(Problem to work on):
From the records below, pull each line that has "this".

═════ Record list

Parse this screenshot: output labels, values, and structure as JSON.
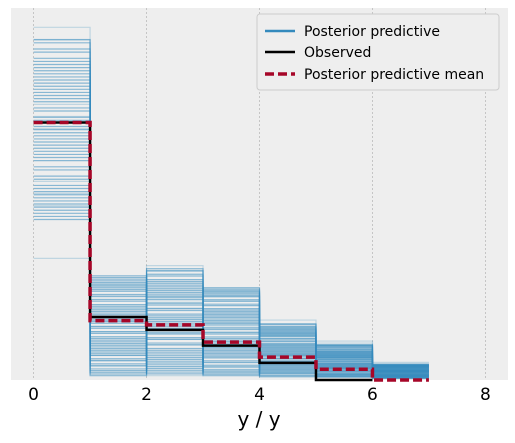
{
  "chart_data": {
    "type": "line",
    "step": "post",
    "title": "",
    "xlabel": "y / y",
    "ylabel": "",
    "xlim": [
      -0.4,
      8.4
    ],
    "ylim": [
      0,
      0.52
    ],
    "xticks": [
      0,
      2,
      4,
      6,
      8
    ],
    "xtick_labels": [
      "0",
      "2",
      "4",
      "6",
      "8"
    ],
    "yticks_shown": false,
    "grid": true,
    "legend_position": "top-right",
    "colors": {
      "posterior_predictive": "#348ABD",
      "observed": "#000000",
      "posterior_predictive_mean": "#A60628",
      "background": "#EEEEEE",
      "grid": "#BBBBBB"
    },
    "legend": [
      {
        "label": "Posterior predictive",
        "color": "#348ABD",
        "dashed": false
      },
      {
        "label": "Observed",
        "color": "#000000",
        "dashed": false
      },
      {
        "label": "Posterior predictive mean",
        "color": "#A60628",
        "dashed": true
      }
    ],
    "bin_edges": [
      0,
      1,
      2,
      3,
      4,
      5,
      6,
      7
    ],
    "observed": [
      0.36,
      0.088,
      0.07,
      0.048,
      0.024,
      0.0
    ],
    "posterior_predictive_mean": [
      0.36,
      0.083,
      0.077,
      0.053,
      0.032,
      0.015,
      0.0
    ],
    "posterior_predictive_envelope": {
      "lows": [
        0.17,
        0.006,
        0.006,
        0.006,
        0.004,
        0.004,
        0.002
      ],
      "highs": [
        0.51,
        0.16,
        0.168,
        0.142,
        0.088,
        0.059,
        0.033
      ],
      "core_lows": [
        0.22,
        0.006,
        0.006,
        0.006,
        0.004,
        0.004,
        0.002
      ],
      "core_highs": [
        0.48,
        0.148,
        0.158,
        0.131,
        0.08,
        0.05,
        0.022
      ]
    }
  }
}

══════════
═════ Record list

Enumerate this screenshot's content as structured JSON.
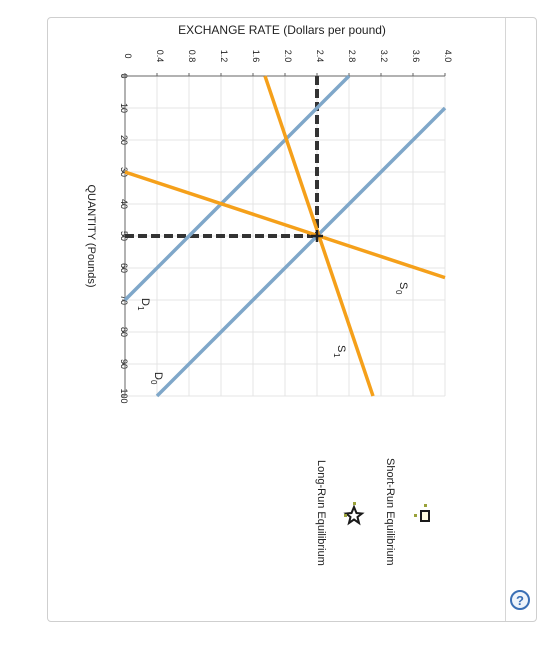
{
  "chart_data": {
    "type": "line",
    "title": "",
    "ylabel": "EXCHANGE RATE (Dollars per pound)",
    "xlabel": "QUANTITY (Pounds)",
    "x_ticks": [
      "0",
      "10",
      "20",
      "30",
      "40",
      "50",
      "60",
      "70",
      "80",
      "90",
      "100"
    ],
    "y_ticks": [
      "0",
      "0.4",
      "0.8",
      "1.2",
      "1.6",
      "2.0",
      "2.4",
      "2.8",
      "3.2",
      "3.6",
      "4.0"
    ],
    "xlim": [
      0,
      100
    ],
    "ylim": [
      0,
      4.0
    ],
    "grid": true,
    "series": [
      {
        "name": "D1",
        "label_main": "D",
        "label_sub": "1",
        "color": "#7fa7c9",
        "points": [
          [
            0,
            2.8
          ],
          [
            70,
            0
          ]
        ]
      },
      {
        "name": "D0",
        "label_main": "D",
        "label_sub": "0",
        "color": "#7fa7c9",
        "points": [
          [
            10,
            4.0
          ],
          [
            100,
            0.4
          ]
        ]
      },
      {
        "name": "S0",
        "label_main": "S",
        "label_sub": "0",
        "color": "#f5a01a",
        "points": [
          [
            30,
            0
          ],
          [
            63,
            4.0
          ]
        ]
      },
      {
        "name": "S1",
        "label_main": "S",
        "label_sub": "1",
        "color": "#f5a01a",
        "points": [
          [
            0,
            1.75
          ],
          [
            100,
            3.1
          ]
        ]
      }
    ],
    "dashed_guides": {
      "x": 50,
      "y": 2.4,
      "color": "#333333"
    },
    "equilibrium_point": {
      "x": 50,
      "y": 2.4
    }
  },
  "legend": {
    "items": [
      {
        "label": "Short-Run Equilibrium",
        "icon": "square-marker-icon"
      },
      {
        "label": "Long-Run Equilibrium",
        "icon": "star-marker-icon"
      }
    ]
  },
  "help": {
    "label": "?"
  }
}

══════════
═════ Record list

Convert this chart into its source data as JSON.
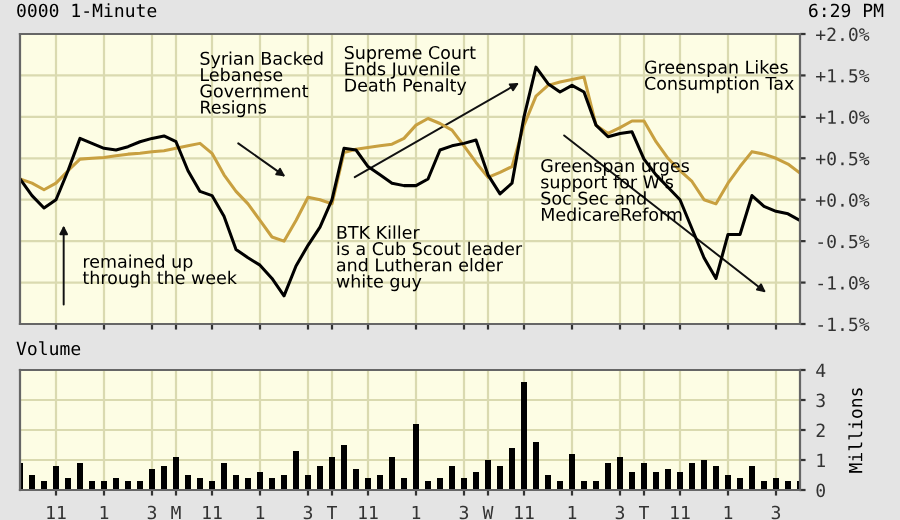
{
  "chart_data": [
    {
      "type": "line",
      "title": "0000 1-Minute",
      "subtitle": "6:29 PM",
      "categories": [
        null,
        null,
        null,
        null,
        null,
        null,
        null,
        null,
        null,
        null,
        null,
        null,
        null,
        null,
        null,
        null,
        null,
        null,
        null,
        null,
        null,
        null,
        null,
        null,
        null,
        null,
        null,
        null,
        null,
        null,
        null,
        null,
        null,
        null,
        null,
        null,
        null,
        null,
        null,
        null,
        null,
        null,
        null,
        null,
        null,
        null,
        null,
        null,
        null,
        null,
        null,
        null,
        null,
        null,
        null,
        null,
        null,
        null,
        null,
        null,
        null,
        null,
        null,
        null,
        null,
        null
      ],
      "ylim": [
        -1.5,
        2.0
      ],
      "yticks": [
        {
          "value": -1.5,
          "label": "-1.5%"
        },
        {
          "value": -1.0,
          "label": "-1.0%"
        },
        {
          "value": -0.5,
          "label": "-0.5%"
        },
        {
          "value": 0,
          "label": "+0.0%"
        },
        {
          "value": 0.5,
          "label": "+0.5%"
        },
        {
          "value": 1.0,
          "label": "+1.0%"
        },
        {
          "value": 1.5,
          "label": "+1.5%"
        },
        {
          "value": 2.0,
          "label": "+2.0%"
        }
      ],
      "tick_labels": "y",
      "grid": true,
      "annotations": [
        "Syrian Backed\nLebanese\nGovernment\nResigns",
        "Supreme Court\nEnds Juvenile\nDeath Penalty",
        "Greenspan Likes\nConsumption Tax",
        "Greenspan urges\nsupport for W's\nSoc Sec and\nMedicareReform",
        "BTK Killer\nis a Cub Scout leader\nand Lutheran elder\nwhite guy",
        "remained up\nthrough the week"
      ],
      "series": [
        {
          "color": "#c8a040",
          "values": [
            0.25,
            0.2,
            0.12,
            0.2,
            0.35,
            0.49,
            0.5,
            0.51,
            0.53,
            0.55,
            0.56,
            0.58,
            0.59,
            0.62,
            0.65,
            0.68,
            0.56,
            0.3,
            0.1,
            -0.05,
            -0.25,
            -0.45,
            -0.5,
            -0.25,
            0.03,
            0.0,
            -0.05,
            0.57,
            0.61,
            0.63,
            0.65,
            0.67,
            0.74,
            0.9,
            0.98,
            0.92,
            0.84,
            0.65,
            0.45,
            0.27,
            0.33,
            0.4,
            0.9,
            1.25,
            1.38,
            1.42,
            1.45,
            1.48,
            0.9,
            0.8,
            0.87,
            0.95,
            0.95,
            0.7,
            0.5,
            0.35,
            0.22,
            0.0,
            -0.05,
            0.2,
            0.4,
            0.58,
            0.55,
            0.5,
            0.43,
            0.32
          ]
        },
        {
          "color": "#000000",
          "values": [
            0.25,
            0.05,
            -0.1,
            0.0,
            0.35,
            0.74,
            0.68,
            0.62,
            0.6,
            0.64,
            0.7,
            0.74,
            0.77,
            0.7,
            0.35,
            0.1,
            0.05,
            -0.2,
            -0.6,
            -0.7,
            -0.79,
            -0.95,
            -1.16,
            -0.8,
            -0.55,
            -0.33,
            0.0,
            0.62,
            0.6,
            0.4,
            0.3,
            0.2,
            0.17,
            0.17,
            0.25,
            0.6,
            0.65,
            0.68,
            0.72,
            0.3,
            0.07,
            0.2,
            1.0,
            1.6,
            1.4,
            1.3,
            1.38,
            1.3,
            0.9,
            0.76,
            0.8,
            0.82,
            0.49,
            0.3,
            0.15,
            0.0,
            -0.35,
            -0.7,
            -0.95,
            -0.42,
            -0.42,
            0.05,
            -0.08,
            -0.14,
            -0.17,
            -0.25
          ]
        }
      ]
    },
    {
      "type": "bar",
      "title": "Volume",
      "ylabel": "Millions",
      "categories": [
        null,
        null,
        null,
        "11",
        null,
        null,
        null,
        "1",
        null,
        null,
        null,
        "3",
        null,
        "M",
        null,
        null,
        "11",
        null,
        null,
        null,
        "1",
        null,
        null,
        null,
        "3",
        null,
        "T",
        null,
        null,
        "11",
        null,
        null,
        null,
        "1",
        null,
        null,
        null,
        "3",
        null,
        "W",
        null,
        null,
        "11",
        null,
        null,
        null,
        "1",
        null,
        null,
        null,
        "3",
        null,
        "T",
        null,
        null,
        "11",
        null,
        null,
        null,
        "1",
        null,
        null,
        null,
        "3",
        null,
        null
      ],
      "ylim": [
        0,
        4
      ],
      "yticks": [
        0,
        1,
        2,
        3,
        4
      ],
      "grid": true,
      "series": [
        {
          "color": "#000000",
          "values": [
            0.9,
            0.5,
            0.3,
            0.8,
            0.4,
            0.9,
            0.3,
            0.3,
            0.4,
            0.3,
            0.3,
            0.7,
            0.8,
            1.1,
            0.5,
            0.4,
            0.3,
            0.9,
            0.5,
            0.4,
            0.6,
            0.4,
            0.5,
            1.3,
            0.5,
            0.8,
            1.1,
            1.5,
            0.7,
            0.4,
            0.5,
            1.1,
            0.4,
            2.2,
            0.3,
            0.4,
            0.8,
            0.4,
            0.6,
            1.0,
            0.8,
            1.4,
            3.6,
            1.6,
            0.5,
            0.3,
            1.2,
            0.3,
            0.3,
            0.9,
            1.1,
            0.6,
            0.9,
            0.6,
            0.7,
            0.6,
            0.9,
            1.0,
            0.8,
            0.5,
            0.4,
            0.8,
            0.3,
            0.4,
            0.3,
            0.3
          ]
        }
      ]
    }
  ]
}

══════════

(Written answer):
Parse this screenshot: output labels, values, and structure as JSON.
Enumerate this screenshot's content as structured JSON.
Convert this chart into its source data as JSON.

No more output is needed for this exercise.